** Input data follows **

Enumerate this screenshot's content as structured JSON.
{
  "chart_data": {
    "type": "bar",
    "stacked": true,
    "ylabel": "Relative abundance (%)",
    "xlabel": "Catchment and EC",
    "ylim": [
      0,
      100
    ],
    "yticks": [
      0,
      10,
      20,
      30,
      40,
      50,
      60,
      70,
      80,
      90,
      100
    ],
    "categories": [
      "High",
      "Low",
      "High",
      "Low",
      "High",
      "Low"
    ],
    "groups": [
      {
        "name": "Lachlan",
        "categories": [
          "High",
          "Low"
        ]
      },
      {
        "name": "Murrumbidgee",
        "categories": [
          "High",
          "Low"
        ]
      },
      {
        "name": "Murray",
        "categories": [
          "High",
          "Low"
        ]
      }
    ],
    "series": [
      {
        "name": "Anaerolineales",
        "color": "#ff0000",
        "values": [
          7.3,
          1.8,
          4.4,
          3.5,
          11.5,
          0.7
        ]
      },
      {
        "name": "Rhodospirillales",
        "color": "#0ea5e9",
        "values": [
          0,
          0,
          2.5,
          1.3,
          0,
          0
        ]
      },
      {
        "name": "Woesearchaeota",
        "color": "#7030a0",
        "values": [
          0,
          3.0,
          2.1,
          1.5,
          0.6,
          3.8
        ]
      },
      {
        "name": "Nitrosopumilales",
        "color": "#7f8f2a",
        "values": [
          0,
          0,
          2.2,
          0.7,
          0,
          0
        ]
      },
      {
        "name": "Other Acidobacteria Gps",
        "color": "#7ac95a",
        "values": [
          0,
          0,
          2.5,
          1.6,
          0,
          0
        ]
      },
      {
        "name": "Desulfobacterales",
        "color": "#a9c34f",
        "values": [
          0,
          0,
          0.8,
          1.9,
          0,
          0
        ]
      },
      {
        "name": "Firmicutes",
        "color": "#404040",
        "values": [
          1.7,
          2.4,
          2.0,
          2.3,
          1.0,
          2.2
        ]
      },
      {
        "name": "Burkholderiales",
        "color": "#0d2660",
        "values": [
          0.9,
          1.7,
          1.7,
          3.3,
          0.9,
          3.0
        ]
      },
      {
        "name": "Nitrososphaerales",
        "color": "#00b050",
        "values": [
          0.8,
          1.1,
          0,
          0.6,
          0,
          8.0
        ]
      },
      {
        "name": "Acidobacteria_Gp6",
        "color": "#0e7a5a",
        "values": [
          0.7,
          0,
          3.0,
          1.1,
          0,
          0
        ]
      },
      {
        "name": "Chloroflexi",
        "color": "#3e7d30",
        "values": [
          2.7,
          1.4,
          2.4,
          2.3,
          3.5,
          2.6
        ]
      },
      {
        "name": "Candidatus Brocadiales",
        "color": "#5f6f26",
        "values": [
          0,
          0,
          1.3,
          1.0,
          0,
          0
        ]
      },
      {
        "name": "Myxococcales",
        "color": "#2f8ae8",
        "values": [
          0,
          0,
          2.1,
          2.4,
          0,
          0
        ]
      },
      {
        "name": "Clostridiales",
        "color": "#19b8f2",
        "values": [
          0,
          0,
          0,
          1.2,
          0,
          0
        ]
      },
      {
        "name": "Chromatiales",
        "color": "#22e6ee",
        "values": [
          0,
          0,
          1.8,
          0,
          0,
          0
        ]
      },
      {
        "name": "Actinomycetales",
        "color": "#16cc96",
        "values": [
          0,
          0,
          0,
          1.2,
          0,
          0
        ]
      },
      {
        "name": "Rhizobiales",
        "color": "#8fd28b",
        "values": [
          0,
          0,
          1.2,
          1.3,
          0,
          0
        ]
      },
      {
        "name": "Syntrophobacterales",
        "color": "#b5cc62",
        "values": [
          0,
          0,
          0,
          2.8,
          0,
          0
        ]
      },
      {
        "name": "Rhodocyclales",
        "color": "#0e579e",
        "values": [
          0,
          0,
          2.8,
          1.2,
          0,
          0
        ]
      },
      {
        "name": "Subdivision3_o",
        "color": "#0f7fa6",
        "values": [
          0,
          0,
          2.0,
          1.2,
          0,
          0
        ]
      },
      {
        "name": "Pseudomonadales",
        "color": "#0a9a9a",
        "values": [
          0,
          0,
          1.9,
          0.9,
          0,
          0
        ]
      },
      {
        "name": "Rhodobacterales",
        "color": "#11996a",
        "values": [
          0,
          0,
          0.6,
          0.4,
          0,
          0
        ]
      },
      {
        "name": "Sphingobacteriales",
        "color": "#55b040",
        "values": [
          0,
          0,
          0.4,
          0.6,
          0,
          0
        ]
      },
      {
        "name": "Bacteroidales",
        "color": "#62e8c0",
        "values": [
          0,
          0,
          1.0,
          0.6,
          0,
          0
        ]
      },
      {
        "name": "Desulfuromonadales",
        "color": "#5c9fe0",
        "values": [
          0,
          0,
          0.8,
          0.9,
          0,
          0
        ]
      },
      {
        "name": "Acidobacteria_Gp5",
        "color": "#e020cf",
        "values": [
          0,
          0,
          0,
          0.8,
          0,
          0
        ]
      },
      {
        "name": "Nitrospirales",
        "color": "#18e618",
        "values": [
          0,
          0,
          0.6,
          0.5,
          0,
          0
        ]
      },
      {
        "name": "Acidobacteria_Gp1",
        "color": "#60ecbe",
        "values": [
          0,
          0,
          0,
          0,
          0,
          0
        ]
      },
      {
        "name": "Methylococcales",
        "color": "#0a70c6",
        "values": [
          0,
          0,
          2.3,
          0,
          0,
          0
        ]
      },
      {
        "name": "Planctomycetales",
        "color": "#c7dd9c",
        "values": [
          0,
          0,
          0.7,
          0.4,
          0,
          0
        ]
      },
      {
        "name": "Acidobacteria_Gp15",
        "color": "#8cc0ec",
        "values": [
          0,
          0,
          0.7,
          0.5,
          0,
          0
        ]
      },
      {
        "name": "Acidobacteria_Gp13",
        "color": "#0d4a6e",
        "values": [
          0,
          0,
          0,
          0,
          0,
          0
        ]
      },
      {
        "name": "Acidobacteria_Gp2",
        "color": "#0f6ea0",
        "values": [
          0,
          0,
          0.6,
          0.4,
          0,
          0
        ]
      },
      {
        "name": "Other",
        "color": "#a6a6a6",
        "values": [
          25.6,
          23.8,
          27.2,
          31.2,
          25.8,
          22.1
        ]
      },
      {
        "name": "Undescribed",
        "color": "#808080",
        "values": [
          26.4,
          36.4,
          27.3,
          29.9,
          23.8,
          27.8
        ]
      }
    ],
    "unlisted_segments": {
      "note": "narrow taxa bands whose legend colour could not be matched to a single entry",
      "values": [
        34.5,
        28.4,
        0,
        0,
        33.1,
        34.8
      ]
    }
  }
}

** End of Input data **

-- What is expected --
Could you transcribe every entry exactly, without altering anything?

-- Solution for this exercise --
Enumerate this screenshot's content as structured JSON.
{
  "chart_data": {
    "type": "bar",
    "stacked": true,
    "ylabel": "Relative abundance (%)",
    "xlabel": "Catchment and EC",
    "ylim": [
      0,
      100
    ],
    "yticks": [
      0,
      10,
      20,
      30,
      40,
      50,
      60,
      70,
      80,
      90,
      100
    ],
    "categories": [
      "High",
      "Low",
      "High",
      "Low",
      "High",
      "Low"
    ],
    "groups": [
      {
        "name": "Lachlan",
        "categories": [
          "High",
          "Low"
        ]
      },
      {
        "name": "Murrumbidgee",
        "categories": [
          "High",
          "Low"
        ]
      },
      {
        "name": "Murray",
        "categories": [
          "High",
          "Low"
        ]
      }
    ],
    "series": [
      {
        "name": "Anaerolineales",
        "color": "#ff0000",
        "values": [
          7.3,
          1.8,
          4.4,
          3.5,
          11.5,
          0.7
        ]
      },
      {
        "name": "Rhodospirillales",
        "color": "#0ea5e9",
        "values": [
          0,
          0,
          2.5,
          1.3,
          0,
          0
        ]
      },
      {
        "name": "Woesearchaeota",
        "color": "#7030a0",
        "values": [
          0,
          3.0,
          2.1,
          1.5,
          0.6,
          3.8
        ]
      },
      {
        "name": "Nitrosopumilales",
        "color": "#7f8f2a",
        "values": [
          0,
          0,
          2.2,
          0.7,
          0,
          0
        ]
      },
      {
        "name": "Other Acidobacteria Gps",
        "color": "#7ac95a",
        "values": [
          0,
          0,
          2.5,
          1.6,
          0,
          0
        ]
      },
      {
        "name": "Desulfobacterales",
        "color": "#a9c34f",
        "values": [
          0,
          0,
          0.8,
          1.9,
          0,
          0
        ]
      },
      {
        "name": "Firmicutes",
        "color": "#404040",
        "values": [
          1.7,
          2.4,
          2.0,
          2.3,
          1.0,
          2.2
        ]
      },
      {
        "name": "Burkholderiales",
        "color": "#0d2660",
        "values": [
          0.9,
          1.7,
          1.7,
          3.3,
          0.9,
          3.0
        ]
      },
      {
        "name": "Nitrososphaerales",
        "color": "#00b050",
        "values": [
          0.8,
          1.1,
          0,
          0.6,
          0,
          8.0
        ]
      },
      {
        "name": "Acidobacteria_Gp6",
        "color": "#0e7a5a",
        "values": [
          0.7,
          0,
          3.0,
          1.1,
          0,
          0
        ]
      },
      {
        "name": "Chloroflexi",
        "color": "#3e7d30",
        "values": [
          2.7,
          1.4,
          2.4,
          2.3,
          3.5,
          2.6
        ]
      },
      {
        "name": "Candidatus Brocadiales",
        "color": "#5f6f26",
        "values": [
          0,
          0,
          1.3,
          1.0,
          0,
          0
        ]
      },
      {
        "name": "Myxococcales",
        "color": "#2f8ae8",
        "values": [
          0,
          0,
          2.1,
          2.4,
          0,
          0
        ]
      },
      {
        "name": "Clostridiales",
        "color": "#19b8f2",
        "values": [
          0,
          0,
          0,
          1.2,
          0,
          0
        ]
      },
      {
        "name": "Chromatiales",
        "color": "#22e6ee",
        "values": [
          0,
          0,
          1.8,
          0,
          0,
          0
        ]
      },
      {
        "name": "Actinomycetales",
        "color": "#16cc96",
        "values": [
          0,
          0,
          0,
          1.2,
          0,
          0
        ]
      },
      {
        "name": "Rhizobiales",
        "color": "#8fd28b",
        "values": [
          0,
          0,
          1.2,
          1.3,
          0,
          0
        ]
      },
      {
        "name": "Syntrophobacterales",
        "color": "#b5cc62",
        "values": [
          0,
          0,
          0,
          2.8,
          0,
          0
        ]
      },
      {
        "name": "Rhodocyclales",
        "color": "#0e579e",
        "values": [
          0,
          0,
          2.8,
          1.2,
          0,
          0
        ]
      },
      {
        "name": "Subdivision3_o",
        "color": "#0f7fa6",
        "values": [
          0,
          0,
          2.0,
          1.2,
          0,
          0
        ]
      },
      {
        "name": "Pseudomonadales",
        "color": "#0a9a9a",
        "values": [
          0,
          0,
          1.9,
          0.9,
          0,
          0
        ]
      },
      {
        "name": "Rhodobacterales",
        "color": "#11996a",
        "values": [
          0,
          0,
          0.6,
          0.4,
          0,
          0
        ]
      },
      {
        "name": "Sphingobacteriales",
        "color": "#55b040",
        "values": [
          0,
          0,
          0.4,
          0.6,
          0,
          0
        ]
      },
      {
        "name": "Bacteroidales",
        "color": "#62e8c0",
        "values": [
          0,
          0,
          1.0,
          0.6,
          0,
          0
        ]
      },
      {
        "name": "Desulfuromonadales",
        "color": "#5c9fe0",
        "values": [
          0,
          0,
          0.8,
          0.9,
          0,
          0
        ]
      },
      {
        "name": "Acidobacteria_Gp5",
        "color": "#e020cf",
        "values": [
          0,
          0,
          0,
          0.8,
          0,
          0
        ]
      },
      {
        "name": "Nitrospirales",
        "color": "#18e618",
        "values": [
          0,
          0,
          0.6,
          0.5,
          0,
          0
        ]
      },
      {
        "name": "Acidobacteria_Gp1",
        "color": "#60ecbe",
        "values": [
          0,
          0,
          0,
          0,
          0,
          0
        ]
      },
      {
        "name": "Methylococcales",
        "color": "#0a70c6",
        "values": [
          0,
          0,
          2.3,
          0,
          0,
          0
        ]
      },
      {
        "name": "Planctomycetales",
        "color": "#c7dd9c",
        "values": [
          0,
          0,
          0.7,
          0.4,
          0,
          0
        ]
      },
      {
        "name": "Acidobacteria_Gp15",
        "color": "#8cc0ec",
        "values": [
          0,
          0,
          0.7,
          0.5,
          0,
          0
        ]
      },
      {
        "name": "Acidobacteria_Gp13",
        "color": "#0d4a6e",
        "values": [
          0,
          0,
          0,
          0,
          0,
          0
        ]
      },
      {
        "name": "Acidobacteria_Gp2",
        "color": "#0f6ea0",
        "values": [
          0,
          0,
          0.6,
          0.4,
          0,
          0
        ]
      },
      {
        "name": "Other",
        "color": "#a6a6a6",
        "values": [
          25.6,
          23.8,
          27.2,
          31.2,
          25.8,
          22.1
        ]
      },
      {
        "name": "Undescribed",
        "color": "#808080",
        "values": [
          26.4,
          36.4,
          27.3,
          29.9,
          23.8,
          27.8
        ]
      }
    ],
    "unlisted_segments": {
      "note": "narrow taxa bands whose legend colour could not be matched to a single entry",
      "values": [
        34.5,
        28.4,
        0,
        0,
        33.1,
        34.8
      ]
    }
  }
}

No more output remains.